Scan the material below for the string "JANUARY", and copy every line where it shows up.

- Data provided:
* begin *
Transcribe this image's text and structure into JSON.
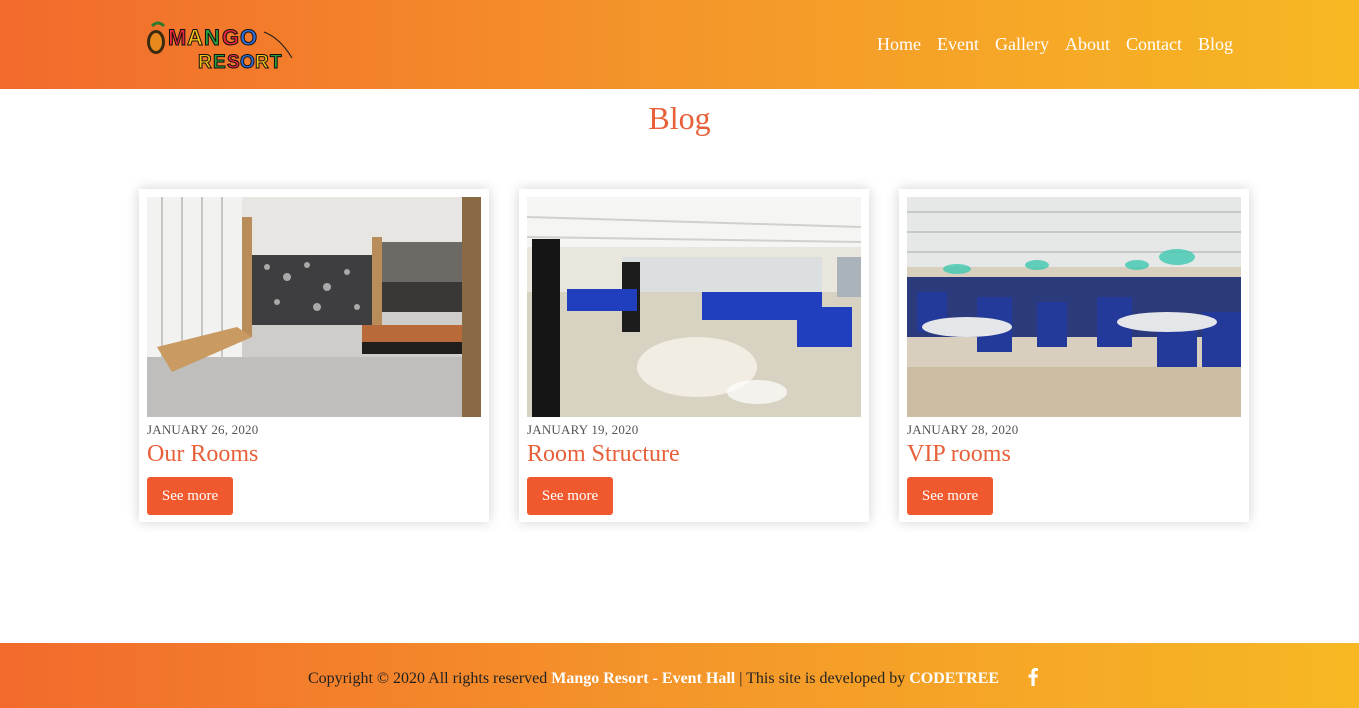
{
  "brand": {
    "logo_line1": "MANGO",
    "logo_line2": "RESORT"
  },
  "nav": {
    "items": [
      "Home",
      "Event",
      "Gallery",
      "About",
      "Contact",
      "Blog"
    ]
  },
  "page": {
    "title": "Blog"
  },
  "posts": [
    {
      "date": "JANUARY 26, 2020",
      "title": "Our Rooms",
      "button": "See more"
    },
    {
      "date": "JANUARY 19, 2020",
      "title": "Room Structure",
      "button": "See more"
    },
    {
      "date": "JANUARY 28, 2020",
      "title": "VIP rooms",
      "button": "See more"
    }
  ],
  "footer": {
    "copyright": "Copyright © 2020 All rights reserved",
    "site_name": "Mango Resort - Event Hall",
    "separator": " | ",
    "developed_by": "This site is developed by",
    "developer": "CODETREE"
  },
  "colors": {
    "accent": "#e8603a",
    "button": "#f0582e",
    "gradient_start": "#f26a2c",
    "gradient_end": "#f7b823"
  },
  "icons": {
    "social": "facebook-icon"
  }
}
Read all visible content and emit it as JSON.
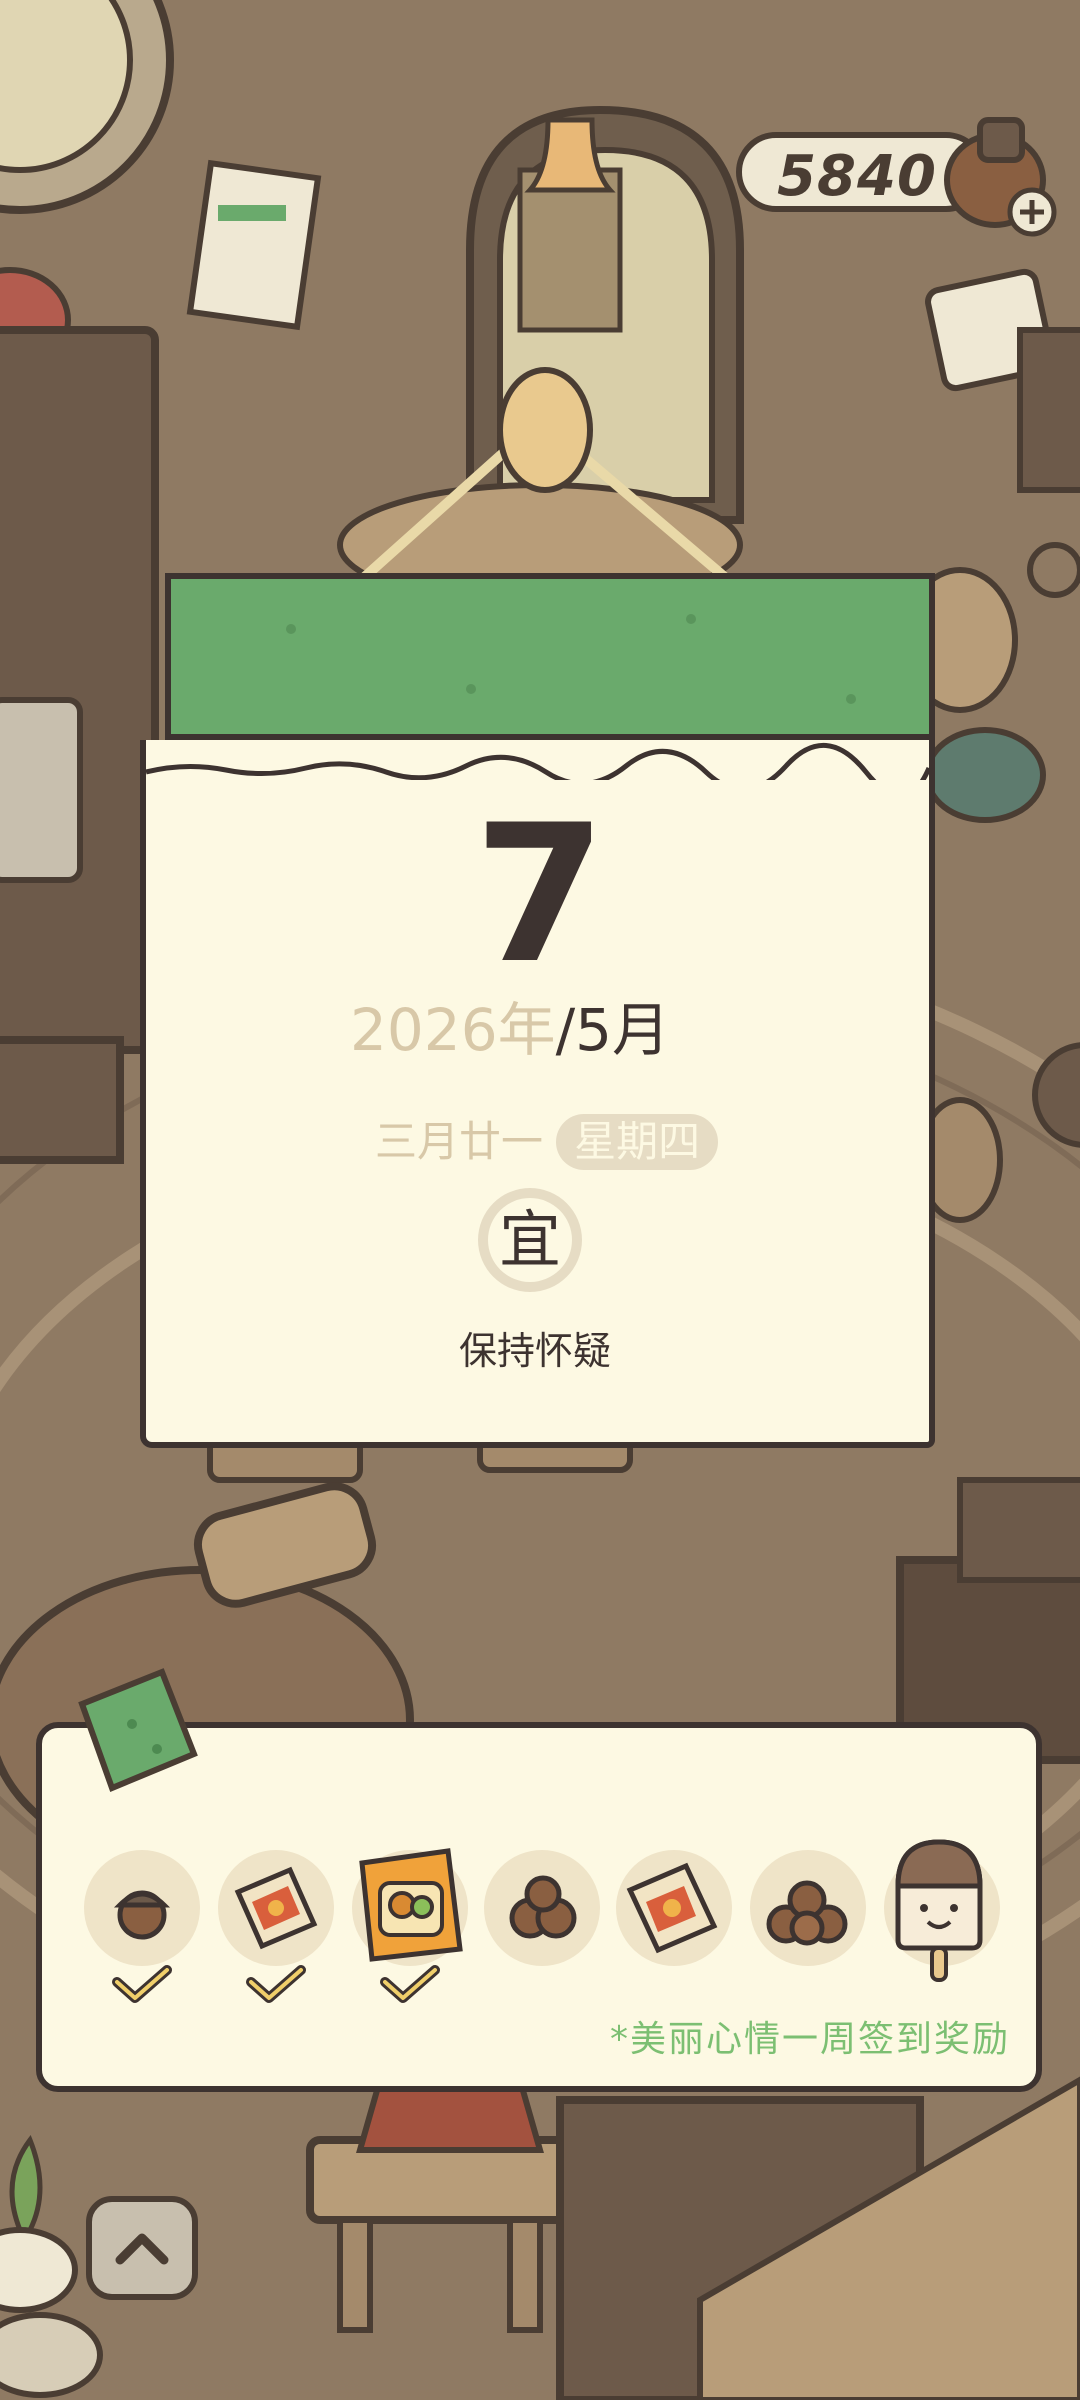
{
  "currency": {
    "amount": "5840"
  },
  "calendar": {
    "day": "7",
    "year": "2026年",
    "month": "/5月",
    "lunar_date": "三月廿一",
    "weekday": "星期四",
    "yi_label": "宜",
    "advice": "保持怀疑"
  },
  "reward": {
    "caption": "*美丽心情一周签到奖励",
    "days": [
      {
        "icon": "acorn-icon",
        "claimed": true
      },
      {
        "icon": "snack-bag-icon",
        "claimed": true
      },
      {
        "icon": "cookie-bag-icon",
        "claimed": true
      },
      {
        "icon": "acorns-icon",
        "claimed": false
      },
      {
        "icon": "snack-bag-icon",
        "claimed": false
      },
      {
        "icon": "acorn-pile-icon",
        "claimed": false
      },
      {
        "icon": "popsicle-icon",
        "claimed": false
      }
    ]
  },
  "colors": {
    "calendar_green": "#6aaa6c",
    "paper": "#fdf9e3",
    "outline": "#3d3330",
    "reward_text": "#7cbf72"
  }
}
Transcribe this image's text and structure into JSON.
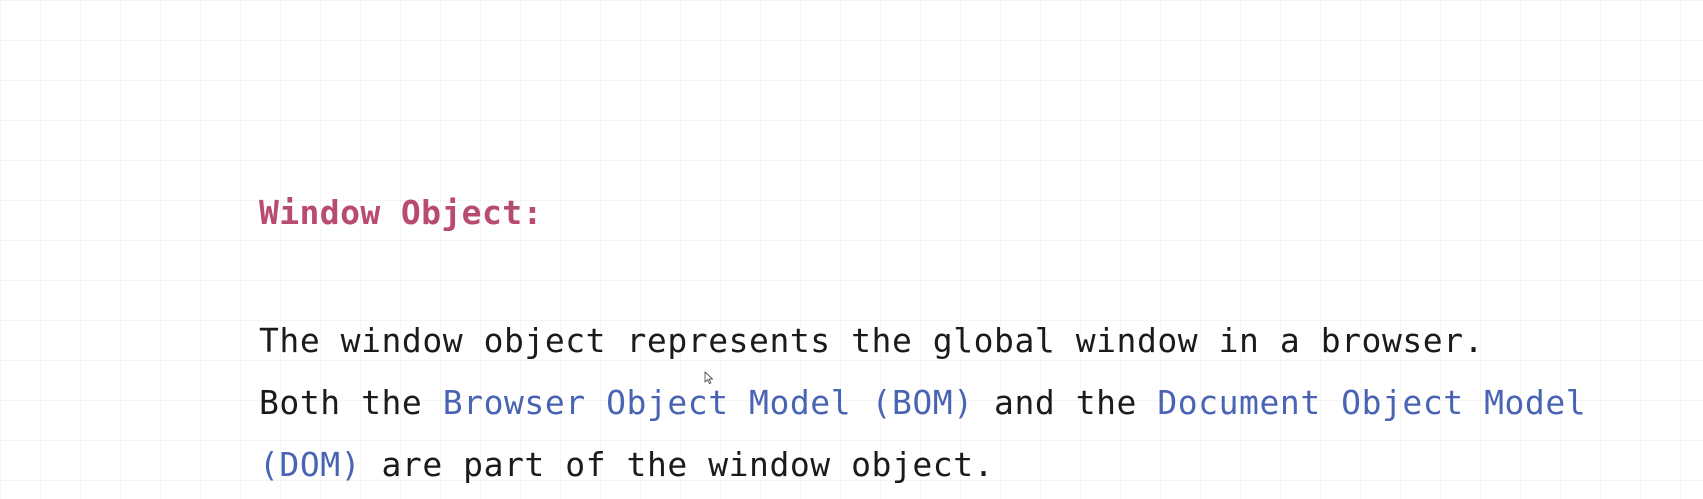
{
  "heading": "Window Object:",
  "paragraph": {
    "line1": {
      "text": "The window object represents the global window in a browser."
    },
    "line2": {
      "before": "Both the ",
      "link1": "Browser Object Model (BOM)",
      "middle": " and the ",
      "link2_part1": "Document Object Model"
    },
    "line3": {
      "link2_part2": "(DOM)",
      "after": " are part of the window object."
    }
  },
  "colors": {
    "heading": "#b84b6f",
    "highlight": "#4a64b4",
    "body_text": "#1b1b1b",
    "background": "#ffffff"
  },
  "icons": {
    "pointer": "mouse-cursor-icon"
  }
}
* end *
- The completed task:
      "date": "JANUARY 26, 2020",
      "date": "JANUARY 19, 2020",
      "date": "JANUARY 28, 2020",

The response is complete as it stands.